> **TASK**:
Each entry below must be repeated exactly, with pictures left out.
[Begin SUPPLIED DATA]
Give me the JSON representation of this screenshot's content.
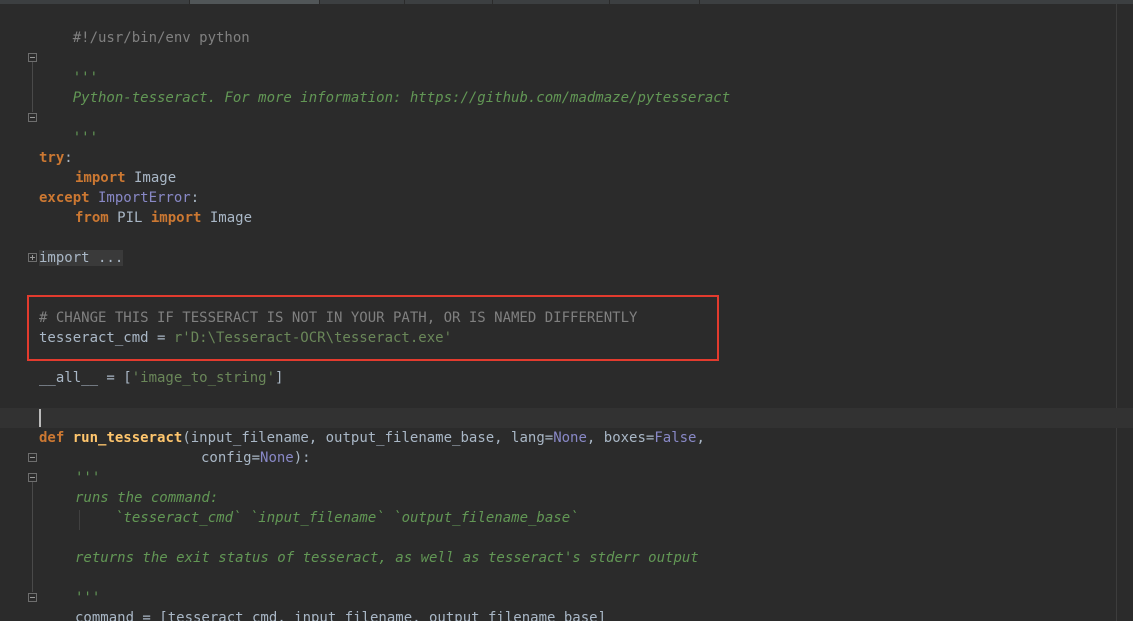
{
  "editor": {
    "lines": {
      "shebang": "#!/usr/bin/env python",
      "doc_open": "'''",
      "doc_text": "Python-tesseract. For more information: https://github.com/madmaze/pytesseract",
      "doc_close": "'''",
      "try_kw": "try",
      "try_colon": ":",
      "import_kw": "import",
      "import_image": " Image",
      "except_kw": "except",
      "import_error": " ImportError",
      "except_colon": ":",
      "from_kw": "from",
      "pil": " PIL ",
      "import_kw2": "import",
      "pil_image": " Image",
      "folded_import": "import ...",
      "comment": "# CHANGE THIS IF TESSERACT IS NOT IN YOUR PATH, OR IS NAMED DIFFERENTLY",
      "cmd_name": "tesseract_cmd = ",
      "cmd_value": "r'D:\\Tesseract-OCR\\tesseract.exe'",
      "all_name": "__all__ = [",
      "all_value": "'image_to_string'",
      "all_close": "]",
      "def_kw": "def",
      "func_name": " run_tesseract",
      "params_1": "(input_filename, output_filename_base, lang=",
      "none_1": "None",
      "params_2": ", boxes=",
      "false_1": "False",
      "params_3": ",",
      "config_1": "config=",
      "none_2": "None",
      "config_2": "):",
      "fdoc_open": "'''",
      "fdoc_runs": "runs the command:",
      "fdoc_args": "`tesseract_cmd` `input_filename` `output_filename_base`",
      "fdoc_returns": "returns the exit status of tesseract, as well as tesseract's stderr output",
      "fdoc_close": "'''",
      "command_line": "command = [tesseract_cmd, input_filename, output_filename_base]"
    },
    "colors": {
      "background": "#2b2b2b",
      "keyword": "#cc7832",
      "docstring": "#629755",
      "string": "#6a8759",
      "comment": "#808080",
      "builtin": "#8888c6",
      "text": "#a9b7c6",
      "highlight_box": "#e33b2e"
    }
  }
}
[End SUPPLIED DATA]
> **RESULT FOR THIS TASK**:
Give me the JSON representation of this screenshot's content.
{
  "editor": {
    "lines": {
      "shebang": "#!/usr/bin/env python",
      "doc_open": "'''",
      "doc_text": "Python-tesseract. For more information: https://github.com/madmaze/pytesseract",
      "doc_close": "'''",
      "try_kw": "try",
      "try_colon": ":",
      "import_kw": "import",
      "import_image": " Image",
      "except_kw": "except",
      "import_error": " ImportError",
      "except_colon": ":",
      "from_kw": "from",
      "pil": " PIL ",
      "import_kw2": "import",
      "pil_image": " Image",
      "folded_import": "import ...",
      "comment": "# CHANGE THIS IF TESSERACT IS NOT IN YOUR PATH, OR IS NAMED DIFFERENTLY",
      "cmd_name": "tesseract_cmd = ",
      "cmd_value": "r'D:\\Tesseract-OCR\\tesseract.exe'",
      "all_name": "__all__ = [",
      "all_value": "'image_to_string'",
      "all_close": "]",
      "def_kw": "def",
      "func_name": " run_tesseract",
      "params_1": "(input_filename, output_filename_base, lang=",
      "none_1": "None",
      "params_2": ", boxes=",
      "false_1": "False",
      "params_3": ",",
      "config_1": "config=",
      "none_2": "None",
      "config_2": "):",
      "fdoc_open": "'''",
      "fdoc_runs": "runs the command:",
      "fdoc_args": "`tesseract_cmd` `input_filename` `output_filename_base`",
      "fdoc_returns": "returns the exit status of tesseract, as well as tesseract's stderr output",
      "fdoc_close": "'''",
      "command_line": "command = [tesseract_cmd, input_filename, output_filename_base]"
    },
    "colors": {
      "background": "#2b2b2b",
      "keyword": "#cc7832",
      "docstring": "#629755",
      "string": "#6a8759",
      "comment": "#808080",
      "builtin": "#8888c6",
      "text": "#a9b7c6",
      "highlight_box": "#e33b2e"
    }
  }
}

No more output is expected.